### What the task requires
Show every line of the records below that contains the word "name".

Stored data:
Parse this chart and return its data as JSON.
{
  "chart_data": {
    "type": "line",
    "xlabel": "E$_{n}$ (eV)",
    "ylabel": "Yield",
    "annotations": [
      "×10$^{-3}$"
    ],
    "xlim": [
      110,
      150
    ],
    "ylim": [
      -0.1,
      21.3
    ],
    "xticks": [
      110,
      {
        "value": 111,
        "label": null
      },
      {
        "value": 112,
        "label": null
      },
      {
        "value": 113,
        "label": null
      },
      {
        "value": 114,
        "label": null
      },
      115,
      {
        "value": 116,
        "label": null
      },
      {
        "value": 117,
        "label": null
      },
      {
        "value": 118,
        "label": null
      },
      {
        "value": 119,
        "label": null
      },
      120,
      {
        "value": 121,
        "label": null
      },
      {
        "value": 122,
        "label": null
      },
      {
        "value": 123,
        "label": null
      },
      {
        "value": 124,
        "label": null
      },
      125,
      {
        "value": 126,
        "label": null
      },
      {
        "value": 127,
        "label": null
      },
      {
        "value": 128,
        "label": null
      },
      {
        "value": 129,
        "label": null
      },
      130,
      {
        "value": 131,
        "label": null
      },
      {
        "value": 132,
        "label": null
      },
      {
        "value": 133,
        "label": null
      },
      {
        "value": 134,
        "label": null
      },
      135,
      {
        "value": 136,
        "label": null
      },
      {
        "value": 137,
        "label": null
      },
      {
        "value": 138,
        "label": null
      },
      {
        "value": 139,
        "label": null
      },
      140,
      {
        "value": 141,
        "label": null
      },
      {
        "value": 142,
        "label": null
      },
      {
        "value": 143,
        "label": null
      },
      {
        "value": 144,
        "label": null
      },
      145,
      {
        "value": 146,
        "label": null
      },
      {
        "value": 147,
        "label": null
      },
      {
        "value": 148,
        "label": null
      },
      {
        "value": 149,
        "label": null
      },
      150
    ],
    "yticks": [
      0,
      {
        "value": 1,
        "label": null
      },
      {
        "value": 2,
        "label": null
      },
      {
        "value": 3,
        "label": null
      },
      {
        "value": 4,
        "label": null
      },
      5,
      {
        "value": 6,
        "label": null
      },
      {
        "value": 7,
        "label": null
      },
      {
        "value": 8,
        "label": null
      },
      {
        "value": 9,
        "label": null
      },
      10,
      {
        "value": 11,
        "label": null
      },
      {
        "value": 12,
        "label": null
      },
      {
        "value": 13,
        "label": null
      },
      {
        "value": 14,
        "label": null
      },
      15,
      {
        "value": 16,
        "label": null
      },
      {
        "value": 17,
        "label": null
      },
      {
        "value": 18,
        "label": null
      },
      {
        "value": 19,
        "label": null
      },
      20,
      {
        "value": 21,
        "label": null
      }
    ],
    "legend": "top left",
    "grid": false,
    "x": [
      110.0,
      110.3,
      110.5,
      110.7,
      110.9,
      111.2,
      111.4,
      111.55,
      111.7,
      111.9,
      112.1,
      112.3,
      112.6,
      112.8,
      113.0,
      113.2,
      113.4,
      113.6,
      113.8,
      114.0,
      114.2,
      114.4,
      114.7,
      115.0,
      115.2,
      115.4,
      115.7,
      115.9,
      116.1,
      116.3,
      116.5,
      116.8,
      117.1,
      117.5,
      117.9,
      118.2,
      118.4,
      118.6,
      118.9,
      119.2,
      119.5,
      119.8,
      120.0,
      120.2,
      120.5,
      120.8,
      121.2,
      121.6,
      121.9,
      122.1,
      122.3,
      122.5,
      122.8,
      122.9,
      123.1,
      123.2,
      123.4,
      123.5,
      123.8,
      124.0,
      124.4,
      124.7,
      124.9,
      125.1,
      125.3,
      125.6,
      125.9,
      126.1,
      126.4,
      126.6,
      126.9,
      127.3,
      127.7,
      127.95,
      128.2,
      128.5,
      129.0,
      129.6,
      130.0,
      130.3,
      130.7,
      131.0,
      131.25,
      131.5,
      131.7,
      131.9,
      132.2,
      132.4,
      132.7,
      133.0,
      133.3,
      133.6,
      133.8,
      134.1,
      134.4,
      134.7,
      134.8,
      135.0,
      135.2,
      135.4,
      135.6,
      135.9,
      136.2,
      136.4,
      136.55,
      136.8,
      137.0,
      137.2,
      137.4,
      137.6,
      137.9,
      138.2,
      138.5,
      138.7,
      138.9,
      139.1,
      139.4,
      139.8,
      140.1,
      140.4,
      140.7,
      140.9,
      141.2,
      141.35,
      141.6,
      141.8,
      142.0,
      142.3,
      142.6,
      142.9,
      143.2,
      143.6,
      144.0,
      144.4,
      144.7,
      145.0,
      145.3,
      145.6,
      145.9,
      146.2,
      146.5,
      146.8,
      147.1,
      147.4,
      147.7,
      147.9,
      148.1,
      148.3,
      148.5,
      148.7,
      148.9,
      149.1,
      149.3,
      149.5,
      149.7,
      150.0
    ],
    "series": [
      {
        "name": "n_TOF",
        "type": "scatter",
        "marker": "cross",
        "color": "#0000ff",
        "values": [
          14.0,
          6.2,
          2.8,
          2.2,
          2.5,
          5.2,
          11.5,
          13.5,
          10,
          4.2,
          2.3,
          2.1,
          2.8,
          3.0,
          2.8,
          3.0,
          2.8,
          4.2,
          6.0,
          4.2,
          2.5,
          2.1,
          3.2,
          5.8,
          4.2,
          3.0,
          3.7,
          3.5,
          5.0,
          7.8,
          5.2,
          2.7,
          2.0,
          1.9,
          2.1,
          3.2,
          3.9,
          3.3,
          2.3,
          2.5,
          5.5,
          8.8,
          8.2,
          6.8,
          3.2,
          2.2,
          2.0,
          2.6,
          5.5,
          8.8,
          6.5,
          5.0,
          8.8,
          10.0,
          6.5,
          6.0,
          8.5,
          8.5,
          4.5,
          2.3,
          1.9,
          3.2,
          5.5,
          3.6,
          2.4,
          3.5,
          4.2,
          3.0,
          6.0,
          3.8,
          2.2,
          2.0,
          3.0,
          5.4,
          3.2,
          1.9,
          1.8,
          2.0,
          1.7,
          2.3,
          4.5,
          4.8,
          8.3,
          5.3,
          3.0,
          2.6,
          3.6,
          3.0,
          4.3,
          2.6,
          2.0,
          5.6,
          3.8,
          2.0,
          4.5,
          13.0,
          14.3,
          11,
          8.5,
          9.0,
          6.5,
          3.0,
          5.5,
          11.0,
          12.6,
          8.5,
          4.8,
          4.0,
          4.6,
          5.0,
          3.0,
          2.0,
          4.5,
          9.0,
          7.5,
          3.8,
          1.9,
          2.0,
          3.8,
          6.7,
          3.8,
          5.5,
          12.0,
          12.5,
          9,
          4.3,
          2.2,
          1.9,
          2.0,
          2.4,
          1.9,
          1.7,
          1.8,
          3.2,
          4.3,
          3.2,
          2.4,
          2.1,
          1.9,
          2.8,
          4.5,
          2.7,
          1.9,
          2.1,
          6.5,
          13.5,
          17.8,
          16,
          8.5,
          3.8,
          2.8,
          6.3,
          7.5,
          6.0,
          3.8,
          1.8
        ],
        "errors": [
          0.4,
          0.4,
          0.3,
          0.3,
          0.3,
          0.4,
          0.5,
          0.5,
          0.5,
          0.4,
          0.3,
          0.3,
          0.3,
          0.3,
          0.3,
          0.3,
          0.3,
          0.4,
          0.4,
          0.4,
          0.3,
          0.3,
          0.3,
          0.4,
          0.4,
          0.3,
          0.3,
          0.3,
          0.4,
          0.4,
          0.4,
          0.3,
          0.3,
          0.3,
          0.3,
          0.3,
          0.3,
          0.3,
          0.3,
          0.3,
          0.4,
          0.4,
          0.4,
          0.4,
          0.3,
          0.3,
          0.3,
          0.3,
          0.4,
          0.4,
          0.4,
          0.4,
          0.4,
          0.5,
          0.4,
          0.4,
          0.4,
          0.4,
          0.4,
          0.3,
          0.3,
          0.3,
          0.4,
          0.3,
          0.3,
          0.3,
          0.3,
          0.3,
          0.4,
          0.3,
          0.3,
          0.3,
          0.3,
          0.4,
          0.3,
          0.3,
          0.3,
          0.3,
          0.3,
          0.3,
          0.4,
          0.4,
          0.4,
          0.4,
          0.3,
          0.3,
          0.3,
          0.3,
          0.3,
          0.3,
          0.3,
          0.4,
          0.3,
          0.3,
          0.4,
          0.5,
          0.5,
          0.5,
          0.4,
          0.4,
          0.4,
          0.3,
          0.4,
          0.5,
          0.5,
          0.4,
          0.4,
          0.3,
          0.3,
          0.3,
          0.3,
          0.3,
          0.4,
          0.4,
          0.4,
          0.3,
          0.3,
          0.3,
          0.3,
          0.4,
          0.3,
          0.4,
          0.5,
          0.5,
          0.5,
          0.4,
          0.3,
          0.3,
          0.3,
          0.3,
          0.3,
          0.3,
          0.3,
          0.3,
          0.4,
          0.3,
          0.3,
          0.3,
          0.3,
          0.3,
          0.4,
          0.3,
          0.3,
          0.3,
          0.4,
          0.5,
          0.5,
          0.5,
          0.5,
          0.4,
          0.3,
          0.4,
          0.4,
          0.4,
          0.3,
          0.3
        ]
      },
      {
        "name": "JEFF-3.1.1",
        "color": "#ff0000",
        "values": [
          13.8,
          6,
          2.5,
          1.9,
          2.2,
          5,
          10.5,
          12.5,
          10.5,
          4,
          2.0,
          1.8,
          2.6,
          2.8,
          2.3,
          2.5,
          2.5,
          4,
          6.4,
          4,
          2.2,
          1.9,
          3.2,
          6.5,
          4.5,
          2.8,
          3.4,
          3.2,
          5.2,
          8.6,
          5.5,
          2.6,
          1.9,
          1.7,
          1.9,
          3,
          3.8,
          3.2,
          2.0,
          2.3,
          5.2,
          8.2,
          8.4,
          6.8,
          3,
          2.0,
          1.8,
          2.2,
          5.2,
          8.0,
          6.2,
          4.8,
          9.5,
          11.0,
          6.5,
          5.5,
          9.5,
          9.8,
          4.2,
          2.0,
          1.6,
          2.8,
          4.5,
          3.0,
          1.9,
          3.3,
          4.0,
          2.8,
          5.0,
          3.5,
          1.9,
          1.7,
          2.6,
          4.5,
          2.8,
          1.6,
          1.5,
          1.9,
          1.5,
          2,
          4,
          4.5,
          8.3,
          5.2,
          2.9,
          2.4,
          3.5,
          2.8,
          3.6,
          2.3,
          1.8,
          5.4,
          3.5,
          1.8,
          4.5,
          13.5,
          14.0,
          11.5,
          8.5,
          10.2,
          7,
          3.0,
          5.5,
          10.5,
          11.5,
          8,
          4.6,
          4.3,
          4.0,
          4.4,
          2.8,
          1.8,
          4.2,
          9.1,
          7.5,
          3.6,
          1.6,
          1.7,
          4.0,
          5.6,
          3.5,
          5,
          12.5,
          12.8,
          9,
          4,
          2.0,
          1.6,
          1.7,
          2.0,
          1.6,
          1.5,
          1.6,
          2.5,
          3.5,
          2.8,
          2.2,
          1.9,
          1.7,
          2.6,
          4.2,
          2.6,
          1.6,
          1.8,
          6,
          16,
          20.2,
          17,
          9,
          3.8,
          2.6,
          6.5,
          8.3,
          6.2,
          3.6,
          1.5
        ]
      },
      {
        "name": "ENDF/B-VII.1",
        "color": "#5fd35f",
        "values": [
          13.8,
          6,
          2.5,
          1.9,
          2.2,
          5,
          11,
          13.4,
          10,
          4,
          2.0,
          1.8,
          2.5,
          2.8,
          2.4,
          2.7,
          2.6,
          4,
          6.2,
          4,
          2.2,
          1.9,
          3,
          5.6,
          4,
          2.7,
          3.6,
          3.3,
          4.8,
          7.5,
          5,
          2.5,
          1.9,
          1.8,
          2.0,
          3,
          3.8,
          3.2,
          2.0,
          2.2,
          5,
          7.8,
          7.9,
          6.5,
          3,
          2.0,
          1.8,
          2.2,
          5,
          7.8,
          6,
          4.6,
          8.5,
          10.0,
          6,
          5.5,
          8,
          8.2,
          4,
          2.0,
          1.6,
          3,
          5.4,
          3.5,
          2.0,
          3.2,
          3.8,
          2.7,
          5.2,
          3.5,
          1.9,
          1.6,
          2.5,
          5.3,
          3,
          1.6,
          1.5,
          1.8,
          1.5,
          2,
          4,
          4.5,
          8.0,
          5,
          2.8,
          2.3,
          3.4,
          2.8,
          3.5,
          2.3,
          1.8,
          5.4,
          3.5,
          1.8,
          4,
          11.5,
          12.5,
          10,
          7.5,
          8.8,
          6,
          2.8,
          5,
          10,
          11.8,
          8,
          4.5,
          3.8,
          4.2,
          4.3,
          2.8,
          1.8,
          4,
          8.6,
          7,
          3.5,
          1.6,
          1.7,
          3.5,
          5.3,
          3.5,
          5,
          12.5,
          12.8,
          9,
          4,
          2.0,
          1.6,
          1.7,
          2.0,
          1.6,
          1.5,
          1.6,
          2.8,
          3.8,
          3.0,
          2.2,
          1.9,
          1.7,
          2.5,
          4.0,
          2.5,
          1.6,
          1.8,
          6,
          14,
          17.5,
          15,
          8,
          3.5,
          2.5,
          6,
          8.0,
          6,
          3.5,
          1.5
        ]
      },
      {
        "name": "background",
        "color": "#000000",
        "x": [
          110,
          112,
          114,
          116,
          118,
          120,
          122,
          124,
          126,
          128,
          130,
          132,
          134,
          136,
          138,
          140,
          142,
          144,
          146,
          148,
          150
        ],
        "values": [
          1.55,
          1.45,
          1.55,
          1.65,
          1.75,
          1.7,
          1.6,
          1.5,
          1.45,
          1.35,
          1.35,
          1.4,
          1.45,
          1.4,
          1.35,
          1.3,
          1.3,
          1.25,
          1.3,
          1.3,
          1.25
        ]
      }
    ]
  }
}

### Exercise solution
        "name": "n_TOF",
        "name": "JEFF-3.1.1",
        "name": "ENDF/B-VII.1",
        "name": "background",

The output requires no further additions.